Pick out all lines of the entries that include the word "gathers" and copy them.

○ ○ ○ ○

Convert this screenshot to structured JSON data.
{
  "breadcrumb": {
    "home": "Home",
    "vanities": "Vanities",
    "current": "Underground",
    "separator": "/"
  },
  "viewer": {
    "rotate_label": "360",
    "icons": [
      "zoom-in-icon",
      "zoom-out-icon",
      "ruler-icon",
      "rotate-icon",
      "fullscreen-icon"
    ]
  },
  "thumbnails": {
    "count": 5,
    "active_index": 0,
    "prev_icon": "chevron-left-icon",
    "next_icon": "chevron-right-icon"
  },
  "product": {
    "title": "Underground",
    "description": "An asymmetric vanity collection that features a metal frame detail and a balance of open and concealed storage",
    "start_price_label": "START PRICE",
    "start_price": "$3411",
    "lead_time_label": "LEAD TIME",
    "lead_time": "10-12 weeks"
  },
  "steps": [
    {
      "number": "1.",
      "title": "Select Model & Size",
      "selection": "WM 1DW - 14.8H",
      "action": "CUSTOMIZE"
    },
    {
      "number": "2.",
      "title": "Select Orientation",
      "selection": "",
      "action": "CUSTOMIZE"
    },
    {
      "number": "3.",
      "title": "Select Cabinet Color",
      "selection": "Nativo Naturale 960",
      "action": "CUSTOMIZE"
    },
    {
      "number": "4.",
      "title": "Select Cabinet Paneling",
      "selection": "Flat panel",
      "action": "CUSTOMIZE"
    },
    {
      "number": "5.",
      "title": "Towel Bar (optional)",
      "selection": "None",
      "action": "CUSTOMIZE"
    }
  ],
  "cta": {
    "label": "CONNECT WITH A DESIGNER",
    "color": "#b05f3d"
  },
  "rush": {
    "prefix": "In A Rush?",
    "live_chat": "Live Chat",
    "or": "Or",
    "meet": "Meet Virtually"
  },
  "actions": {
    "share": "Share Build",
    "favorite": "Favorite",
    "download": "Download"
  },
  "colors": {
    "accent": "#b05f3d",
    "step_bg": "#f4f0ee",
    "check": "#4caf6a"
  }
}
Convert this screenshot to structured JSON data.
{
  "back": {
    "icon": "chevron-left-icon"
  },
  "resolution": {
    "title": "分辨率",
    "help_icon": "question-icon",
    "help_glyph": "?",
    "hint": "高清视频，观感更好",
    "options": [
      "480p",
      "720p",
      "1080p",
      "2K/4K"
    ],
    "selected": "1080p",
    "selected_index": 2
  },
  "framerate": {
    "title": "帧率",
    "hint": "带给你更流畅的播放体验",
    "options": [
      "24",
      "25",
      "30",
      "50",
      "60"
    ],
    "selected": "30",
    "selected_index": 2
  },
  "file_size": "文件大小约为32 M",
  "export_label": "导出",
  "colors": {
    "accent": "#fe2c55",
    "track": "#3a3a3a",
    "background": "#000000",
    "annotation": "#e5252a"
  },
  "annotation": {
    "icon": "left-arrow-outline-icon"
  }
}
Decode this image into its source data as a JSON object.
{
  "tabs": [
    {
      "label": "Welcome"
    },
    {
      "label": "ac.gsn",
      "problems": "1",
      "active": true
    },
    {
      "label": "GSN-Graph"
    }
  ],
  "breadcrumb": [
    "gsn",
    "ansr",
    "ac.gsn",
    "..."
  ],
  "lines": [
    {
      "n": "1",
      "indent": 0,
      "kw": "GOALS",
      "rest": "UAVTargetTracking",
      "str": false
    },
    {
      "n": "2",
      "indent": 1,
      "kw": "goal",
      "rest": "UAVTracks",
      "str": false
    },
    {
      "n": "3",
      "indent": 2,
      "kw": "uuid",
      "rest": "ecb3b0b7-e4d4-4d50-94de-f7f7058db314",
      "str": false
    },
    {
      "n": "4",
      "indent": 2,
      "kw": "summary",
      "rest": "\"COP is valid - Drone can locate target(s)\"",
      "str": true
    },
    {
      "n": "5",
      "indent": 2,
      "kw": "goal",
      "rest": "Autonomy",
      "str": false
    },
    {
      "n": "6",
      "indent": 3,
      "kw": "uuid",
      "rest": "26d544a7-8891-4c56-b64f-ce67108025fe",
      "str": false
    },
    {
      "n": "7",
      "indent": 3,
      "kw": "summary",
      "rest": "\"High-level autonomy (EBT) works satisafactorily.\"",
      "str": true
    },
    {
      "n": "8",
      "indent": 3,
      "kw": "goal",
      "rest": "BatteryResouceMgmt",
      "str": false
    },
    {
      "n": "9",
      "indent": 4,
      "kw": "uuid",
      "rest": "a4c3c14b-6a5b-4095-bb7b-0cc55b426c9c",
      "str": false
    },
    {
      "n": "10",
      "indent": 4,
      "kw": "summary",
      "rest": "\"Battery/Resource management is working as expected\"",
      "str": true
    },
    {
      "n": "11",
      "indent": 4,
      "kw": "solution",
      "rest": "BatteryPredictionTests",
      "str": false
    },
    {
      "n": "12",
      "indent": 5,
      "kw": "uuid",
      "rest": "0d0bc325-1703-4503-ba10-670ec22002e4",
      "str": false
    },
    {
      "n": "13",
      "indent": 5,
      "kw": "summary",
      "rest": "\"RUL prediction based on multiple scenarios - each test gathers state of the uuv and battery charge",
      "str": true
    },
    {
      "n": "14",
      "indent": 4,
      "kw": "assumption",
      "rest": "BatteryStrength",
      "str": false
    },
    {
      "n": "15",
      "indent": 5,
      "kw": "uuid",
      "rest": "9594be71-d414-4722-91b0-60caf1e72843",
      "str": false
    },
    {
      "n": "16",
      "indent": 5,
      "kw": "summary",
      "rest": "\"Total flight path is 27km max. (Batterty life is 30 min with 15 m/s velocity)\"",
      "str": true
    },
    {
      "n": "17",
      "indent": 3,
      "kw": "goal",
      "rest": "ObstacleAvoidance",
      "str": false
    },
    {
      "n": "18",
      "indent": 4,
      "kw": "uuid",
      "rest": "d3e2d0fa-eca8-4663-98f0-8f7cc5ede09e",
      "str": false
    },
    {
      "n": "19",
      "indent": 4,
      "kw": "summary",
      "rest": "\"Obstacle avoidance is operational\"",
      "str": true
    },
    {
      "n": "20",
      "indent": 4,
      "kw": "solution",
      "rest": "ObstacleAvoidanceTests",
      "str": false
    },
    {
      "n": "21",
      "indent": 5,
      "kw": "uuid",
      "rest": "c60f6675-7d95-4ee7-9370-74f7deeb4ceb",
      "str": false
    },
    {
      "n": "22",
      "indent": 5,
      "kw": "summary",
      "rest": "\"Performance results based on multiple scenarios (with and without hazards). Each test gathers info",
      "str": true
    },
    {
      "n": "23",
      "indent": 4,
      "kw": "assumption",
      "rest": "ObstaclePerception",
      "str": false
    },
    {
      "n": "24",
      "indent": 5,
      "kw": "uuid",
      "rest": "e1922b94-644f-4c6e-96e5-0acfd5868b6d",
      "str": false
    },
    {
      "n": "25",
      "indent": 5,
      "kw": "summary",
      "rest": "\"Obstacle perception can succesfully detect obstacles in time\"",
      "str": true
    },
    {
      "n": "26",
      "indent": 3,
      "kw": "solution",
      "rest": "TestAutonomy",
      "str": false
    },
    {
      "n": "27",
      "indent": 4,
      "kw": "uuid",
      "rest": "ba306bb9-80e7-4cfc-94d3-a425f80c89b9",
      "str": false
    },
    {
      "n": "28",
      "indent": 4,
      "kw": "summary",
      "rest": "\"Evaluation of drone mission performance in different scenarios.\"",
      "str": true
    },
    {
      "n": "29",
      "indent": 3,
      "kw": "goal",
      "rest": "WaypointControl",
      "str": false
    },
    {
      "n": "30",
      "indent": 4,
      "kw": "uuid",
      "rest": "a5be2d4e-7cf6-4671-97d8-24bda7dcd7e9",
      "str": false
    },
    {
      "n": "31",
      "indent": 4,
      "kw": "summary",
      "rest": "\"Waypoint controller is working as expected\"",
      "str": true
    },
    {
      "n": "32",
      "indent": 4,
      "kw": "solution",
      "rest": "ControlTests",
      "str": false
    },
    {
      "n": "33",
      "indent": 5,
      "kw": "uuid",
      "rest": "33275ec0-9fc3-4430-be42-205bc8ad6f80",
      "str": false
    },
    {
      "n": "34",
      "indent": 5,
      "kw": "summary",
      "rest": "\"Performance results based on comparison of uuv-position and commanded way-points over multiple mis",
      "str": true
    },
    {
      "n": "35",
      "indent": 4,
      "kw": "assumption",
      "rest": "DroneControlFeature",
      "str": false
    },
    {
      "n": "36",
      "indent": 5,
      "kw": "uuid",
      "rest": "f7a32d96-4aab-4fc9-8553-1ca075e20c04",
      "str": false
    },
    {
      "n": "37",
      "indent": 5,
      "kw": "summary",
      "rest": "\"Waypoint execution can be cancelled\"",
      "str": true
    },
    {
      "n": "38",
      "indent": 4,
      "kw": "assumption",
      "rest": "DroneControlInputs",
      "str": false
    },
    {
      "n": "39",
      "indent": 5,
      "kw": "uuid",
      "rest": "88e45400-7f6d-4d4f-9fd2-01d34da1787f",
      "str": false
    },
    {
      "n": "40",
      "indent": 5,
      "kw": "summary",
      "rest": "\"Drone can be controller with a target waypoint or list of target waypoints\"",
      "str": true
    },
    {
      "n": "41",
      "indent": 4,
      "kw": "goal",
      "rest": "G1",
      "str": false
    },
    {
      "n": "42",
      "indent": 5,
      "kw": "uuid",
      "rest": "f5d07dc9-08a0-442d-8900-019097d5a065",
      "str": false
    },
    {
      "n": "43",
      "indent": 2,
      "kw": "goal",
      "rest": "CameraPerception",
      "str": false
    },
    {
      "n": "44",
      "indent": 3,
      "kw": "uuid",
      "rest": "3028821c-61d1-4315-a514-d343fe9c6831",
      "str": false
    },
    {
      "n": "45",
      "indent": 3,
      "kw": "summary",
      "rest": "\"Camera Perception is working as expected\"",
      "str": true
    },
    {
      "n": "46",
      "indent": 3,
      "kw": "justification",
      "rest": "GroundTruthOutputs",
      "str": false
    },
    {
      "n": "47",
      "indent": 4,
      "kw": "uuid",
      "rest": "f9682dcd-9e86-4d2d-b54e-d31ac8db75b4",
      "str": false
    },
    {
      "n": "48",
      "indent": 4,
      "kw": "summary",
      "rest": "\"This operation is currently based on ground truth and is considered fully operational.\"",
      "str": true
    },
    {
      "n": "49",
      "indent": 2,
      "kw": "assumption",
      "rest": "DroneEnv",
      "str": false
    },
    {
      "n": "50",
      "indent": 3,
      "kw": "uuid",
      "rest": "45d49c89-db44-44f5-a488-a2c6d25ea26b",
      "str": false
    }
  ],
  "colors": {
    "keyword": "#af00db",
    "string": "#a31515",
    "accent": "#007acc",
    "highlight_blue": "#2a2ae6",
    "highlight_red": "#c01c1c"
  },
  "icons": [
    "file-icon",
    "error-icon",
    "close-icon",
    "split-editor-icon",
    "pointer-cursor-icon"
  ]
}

○ ○ ○ ○

*Task answer*:
      "rest": "\"RUL prediction based on multiple scenarios - each test gathers state of the uuv and battery charge",
      "rest": "\"Performance results based on multiple scenarios (with and without hazards). Each test gathers info",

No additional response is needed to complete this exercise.